- _REQUEST_: In the listing, locate the line containing "Read all visible", then quote it and all following lines exactly. Omit pictures.

□ □ □ □ □ □ □

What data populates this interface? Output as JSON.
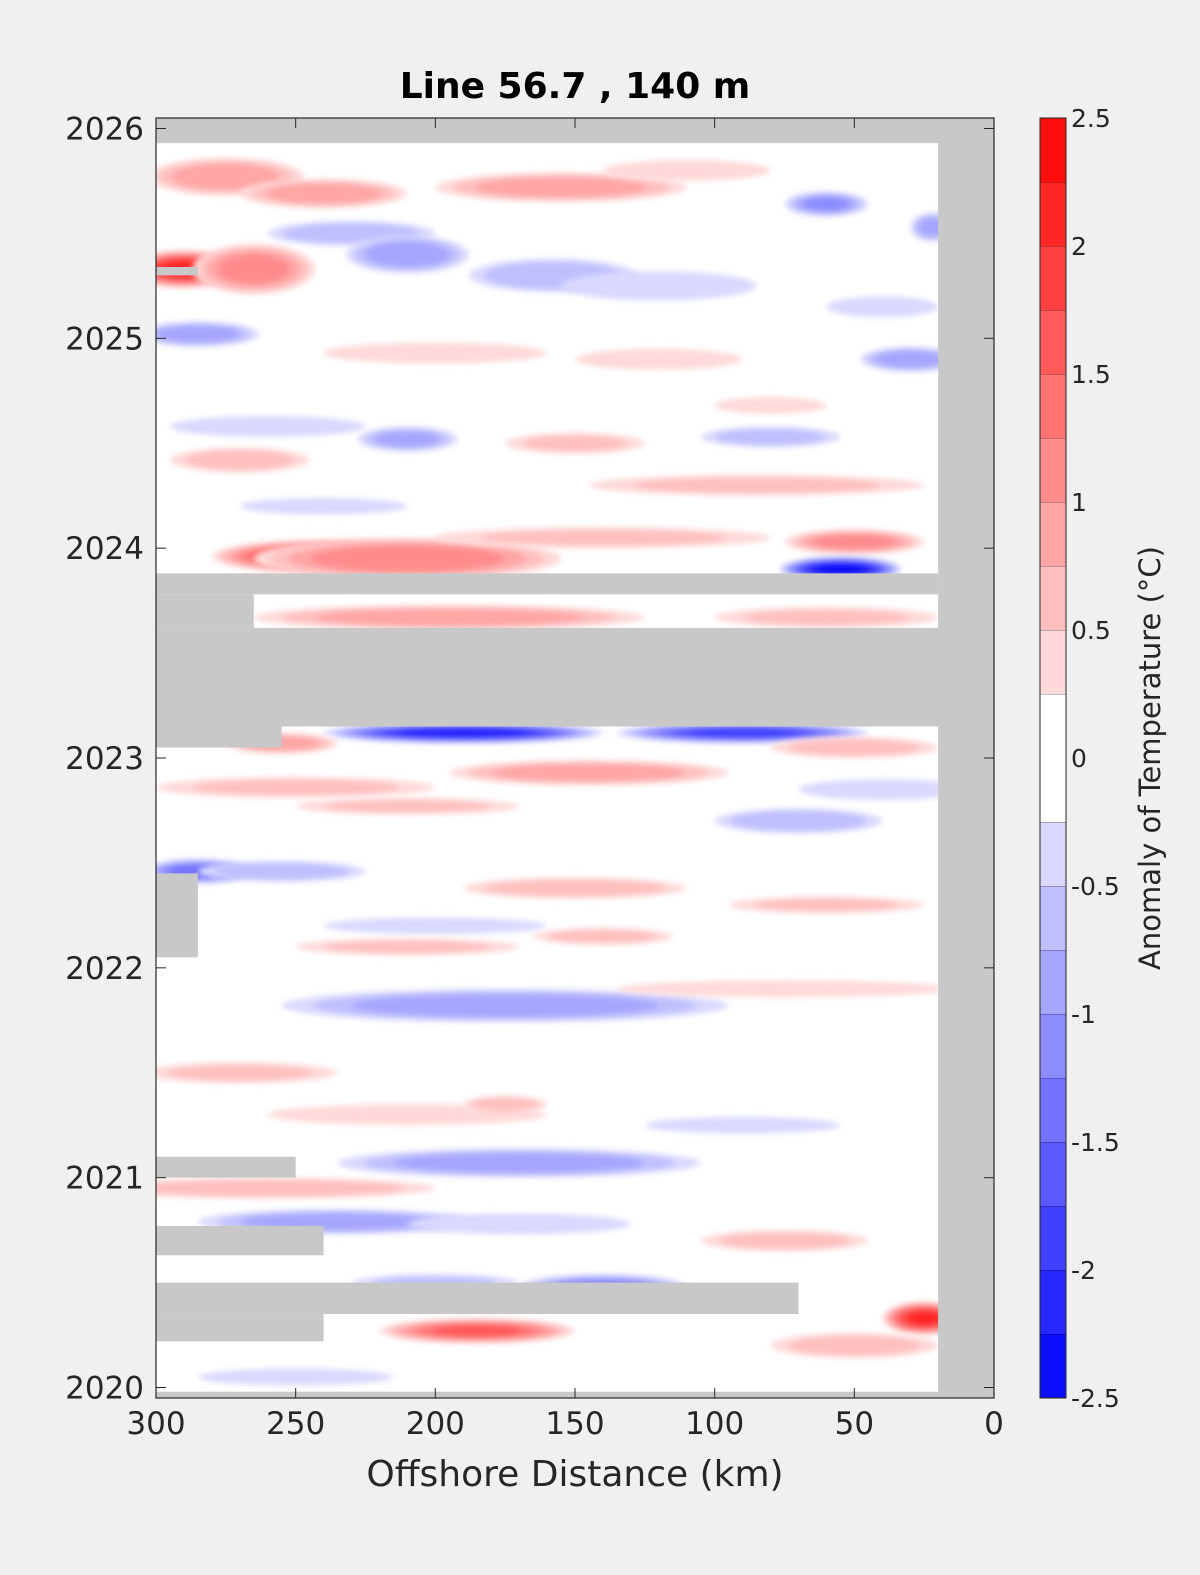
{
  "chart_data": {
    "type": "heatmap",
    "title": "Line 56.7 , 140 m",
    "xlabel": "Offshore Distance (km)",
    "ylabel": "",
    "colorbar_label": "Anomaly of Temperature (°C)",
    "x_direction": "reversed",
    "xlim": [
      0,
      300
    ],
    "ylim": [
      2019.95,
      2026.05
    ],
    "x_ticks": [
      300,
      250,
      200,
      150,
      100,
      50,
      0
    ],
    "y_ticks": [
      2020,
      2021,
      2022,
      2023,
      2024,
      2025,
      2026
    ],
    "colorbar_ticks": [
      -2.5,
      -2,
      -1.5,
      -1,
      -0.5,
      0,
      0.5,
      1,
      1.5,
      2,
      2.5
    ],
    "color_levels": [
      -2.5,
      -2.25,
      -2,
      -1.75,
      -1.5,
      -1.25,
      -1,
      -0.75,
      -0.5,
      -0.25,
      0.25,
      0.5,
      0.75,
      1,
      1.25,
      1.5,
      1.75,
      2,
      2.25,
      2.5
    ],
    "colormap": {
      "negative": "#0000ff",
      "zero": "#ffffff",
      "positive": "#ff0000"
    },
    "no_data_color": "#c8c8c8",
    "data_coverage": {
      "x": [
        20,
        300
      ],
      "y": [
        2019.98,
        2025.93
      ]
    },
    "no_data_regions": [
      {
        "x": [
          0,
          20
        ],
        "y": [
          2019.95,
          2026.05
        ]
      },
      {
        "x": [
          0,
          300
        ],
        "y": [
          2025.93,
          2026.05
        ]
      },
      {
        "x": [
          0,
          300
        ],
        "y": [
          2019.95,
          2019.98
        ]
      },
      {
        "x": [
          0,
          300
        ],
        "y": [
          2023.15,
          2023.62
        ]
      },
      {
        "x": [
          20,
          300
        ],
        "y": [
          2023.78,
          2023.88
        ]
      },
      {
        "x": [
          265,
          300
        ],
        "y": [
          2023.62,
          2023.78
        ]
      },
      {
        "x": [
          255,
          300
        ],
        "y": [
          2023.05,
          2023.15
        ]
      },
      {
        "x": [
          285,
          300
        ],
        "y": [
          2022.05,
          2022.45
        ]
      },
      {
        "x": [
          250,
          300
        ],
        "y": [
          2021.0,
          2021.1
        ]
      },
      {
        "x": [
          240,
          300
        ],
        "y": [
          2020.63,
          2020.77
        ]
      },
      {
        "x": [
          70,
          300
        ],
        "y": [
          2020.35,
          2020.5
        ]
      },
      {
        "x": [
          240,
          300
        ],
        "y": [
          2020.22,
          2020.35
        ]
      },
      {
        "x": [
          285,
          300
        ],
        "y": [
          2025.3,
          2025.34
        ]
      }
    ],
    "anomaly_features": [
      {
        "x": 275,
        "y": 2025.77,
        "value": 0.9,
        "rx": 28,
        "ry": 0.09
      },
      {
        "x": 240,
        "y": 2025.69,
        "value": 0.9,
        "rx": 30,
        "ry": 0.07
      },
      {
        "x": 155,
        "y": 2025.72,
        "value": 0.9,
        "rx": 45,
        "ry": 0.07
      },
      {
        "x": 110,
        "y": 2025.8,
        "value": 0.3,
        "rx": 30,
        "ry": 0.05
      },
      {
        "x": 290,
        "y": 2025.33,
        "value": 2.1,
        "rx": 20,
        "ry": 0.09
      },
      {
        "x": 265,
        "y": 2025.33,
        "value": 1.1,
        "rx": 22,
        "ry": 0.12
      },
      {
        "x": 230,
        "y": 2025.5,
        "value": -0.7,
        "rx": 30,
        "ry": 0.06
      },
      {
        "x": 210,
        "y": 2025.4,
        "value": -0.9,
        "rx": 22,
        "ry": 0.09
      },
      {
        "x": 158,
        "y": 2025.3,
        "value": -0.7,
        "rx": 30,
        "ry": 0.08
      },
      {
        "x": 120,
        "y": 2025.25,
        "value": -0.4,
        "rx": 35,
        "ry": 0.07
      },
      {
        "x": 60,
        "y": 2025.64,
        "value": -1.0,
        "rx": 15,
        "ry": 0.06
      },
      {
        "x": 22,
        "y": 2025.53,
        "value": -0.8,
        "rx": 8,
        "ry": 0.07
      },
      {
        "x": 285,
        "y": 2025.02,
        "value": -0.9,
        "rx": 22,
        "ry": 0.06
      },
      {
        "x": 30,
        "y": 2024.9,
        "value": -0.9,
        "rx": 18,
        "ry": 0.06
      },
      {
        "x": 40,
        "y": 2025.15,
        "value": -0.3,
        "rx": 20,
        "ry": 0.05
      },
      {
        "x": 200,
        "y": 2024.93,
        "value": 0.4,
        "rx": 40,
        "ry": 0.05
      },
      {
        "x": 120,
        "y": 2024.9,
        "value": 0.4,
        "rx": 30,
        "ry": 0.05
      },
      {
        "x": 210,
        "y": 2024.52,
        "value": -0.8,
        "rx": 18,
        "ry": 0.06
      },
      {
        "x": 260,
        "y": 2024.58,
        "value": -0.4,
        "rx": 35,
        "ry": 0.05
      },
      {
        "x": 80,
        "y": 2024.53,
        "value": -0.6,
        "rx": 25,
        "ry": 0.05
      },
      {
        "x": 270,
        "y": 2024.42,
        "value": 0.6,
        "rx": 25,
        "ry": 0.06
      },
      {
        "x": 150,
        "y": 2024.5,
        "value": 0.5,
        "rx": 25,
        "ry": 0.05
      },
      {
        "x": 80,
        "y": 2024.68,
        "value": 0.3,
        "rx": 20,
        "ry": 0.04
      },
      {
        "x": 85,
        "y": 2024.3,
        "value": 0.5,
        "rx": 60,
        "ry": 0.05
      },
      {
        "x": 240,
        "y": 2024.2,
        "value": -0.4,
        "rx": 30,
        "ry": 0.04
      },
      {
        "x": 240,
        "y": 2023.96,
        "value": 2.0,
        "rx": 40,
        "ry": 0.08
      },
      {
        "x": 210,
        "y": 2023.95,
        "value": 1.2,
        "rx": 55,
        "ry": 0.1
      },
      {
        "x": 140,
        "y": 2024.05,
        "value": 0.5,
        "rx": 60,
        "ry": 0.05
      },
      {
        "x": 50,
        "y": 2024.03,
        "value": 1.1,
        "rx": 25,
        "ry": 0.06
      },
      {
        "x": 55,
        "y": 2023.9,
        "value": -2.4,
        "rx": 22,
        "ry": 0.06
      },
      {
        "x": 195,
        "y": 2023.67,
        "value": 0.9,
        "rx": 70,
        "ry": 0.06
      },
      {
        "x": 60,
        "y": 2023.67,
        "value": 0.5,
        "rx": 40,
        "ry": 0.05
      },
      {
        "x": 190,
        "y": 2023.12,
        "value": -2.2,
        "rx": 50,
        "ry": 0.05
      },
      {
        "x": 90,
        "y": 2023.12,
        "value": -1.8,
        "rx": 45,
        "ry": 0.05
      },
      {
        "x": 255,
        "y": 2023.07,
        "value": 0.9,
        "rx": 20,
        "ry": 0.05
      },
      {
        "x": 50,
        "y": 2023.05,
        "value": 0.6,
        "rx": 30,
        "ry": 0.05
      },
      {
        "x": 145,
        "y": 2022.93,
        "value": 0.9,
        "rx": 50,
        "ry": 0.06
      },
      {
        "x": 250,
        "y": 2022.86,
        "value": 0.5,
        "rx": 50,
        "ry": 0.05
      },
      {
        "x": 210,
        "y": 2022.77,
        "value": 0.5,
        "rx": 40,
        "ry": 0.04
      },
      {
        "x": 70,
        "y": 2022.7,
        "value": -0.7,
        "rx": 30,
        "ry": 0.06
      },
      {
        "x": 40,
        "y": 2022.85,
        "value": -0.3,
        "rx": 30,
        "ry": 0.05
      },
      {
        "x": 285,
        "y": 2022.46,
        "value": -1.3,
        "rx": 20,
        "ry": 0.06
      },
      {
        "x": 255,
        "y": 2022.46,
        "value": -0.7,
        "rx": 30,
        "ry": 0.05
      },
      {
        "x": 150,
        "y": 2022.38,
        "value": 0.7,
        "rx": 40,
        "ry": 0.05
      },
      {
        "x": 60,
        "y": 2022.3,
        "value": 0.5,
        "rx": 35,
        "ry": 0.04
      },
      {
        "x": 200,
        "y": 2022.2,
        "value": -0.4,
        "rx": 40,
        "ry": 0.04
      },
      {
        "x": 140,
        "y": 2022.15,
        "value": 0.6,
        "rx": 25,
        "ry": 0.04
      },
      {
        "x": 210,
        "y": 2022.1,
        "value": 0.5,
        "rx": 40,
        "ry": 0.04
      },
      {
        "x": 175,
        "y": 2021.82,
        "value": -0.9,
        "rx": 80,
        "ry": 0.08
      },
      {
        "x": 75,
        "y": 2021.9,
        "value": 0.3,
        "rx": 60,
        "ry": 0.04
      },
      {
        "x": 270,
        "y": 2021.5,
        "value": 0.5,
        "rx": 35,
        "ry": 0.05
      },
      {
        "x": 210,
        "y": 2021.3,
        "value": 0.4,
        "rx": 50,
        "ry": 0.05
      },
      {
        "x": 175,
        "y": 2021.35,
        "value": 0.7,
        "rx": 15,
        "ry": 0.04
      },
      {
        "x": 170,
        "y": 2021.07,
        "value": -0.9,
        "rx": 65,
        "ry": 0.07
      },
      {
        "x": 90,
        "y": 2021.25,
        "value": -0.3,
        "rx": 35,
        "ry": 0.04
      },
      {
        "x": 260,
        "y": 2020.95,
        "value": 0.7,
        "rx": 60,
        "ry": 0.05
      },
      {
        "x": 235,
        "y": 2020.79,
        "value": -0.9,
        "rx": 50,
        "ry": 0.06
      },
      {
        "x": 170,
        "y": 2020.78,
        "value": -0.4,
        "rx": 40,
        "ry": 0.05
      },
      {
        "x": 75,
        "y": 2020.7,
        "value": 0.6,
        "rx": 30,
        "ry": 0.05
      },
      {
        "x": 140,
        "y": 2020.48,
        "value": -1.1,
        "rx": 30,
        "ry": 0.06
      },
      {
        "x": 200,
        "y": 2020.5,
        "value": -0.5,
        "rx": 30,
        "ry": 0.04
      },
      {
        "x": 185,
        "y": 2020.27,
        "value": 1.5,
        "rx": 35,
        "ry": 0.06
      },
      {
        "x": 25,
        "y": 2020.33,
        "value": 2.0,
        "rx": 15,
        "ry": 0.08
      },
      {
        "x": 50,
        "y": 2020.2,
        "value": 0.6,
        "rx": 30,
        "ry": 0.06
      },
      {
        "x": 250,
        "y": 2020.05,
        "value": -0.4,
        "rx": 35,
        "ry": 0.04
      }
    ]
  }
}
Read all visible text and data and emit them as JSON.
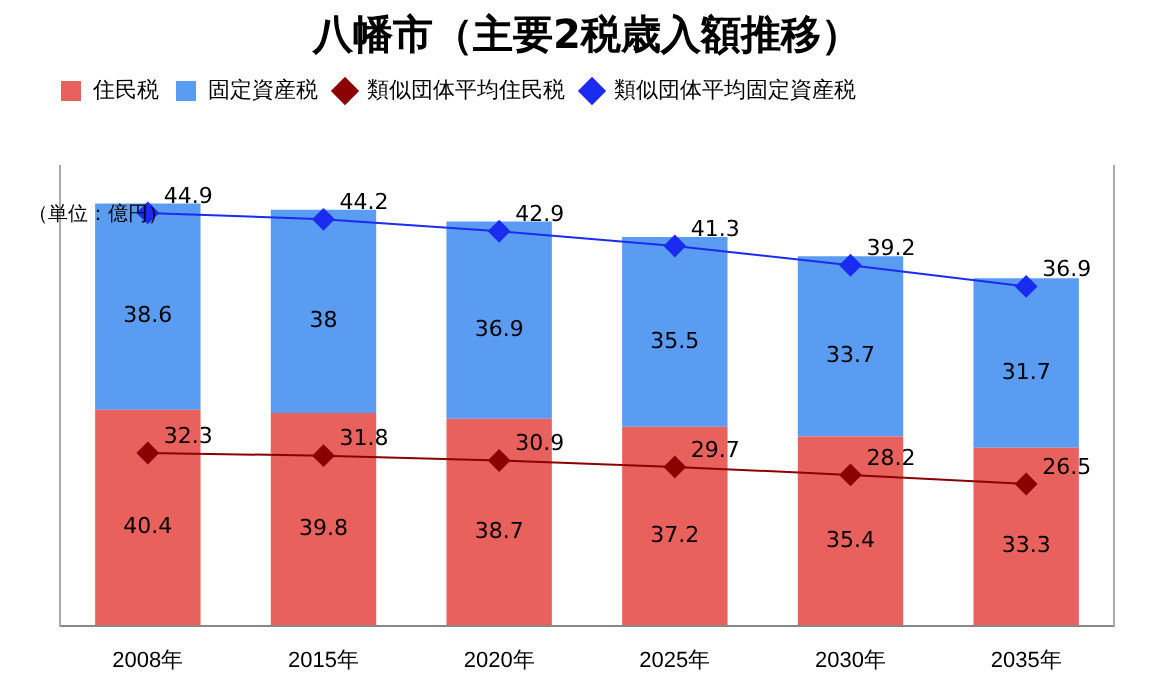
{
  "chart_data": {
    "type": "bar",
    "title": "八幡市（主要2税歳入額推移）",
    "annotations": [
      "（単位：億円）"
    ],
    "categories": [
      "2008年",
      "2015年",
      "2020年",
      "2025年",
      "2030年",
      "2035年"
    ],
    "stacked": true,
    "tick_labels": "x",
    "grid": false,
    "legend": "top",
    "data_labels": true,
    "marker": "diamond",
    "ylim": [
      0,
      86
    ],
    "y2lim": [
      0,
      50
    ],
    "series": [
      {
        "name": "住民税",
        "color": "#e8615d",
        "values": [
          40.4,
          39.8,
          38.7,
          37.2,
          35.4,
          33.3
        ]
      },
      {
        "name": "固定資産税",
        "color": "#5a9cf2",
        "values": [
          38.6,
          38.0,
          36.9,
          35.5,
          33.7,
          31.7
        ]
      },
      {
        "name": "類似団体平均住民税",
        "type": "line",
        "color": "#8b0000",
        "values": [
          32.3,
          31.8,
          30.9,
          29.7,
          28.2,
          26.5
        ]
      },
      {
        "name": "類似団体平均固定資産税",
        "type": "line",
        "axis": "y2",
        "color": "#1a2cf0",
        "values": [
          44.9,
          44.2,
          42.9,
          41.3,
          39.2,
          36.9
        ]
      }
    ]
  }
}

□ □ □ □ □ □ □

- _RESPONSE BELOW_:
Read all visible text and data and emit them as JSON.
{
  "chart_data": {
    "type": "bar",
    "title": "八幡市（主要2税歳入額推移）",
    "annotations": [
      "（単位：億円）"
    ],
    "categories": [
      "2008年",
      "2015年",
      "2020年",
      "2025年",
      "2030年",
      "2035年"
    ],
    "stacked": true,
    "tick_labels": "x",
    "grid": false,
    "legend": "top",
    "data_labels": true,
    "marker": "diamond",
    "ylim": [
      0,
      86
    ],
    "y2lim": [
      0,
      50
    ],
    "series": [
      {
        "name": "住民税",
        "color": "#e8615d",
        "values": [
          40.4,
          39.8,
          38.7,
          37.2,
          35.4,
          33.3
        ]
      },
      {
        "name": "固定資産税",
        "color": "#5a9cf2",
        "values": [
          38.6,
          38.0,
          36.9,
          35.5,
          33.7,
          31.7
        ]
      },
      {
        "name": "類似団体平均住民税",
        "type": "line",
        "color": "#8b0000",
        "values": [
          32.3,
          31.8,
          30.9,
          29.7,
          28.2,
          26.5
        ]
      },
      {
        "name": "類似団体平均固定資産税",
        "type": "line",
        "axis": "y2",
        "color": "#1a2cf0",
        "values": [
          44.9,
          44.2,
          42.9,
          41.3,
          39.2,
          36.9
        ]
      }
    ]
  }
}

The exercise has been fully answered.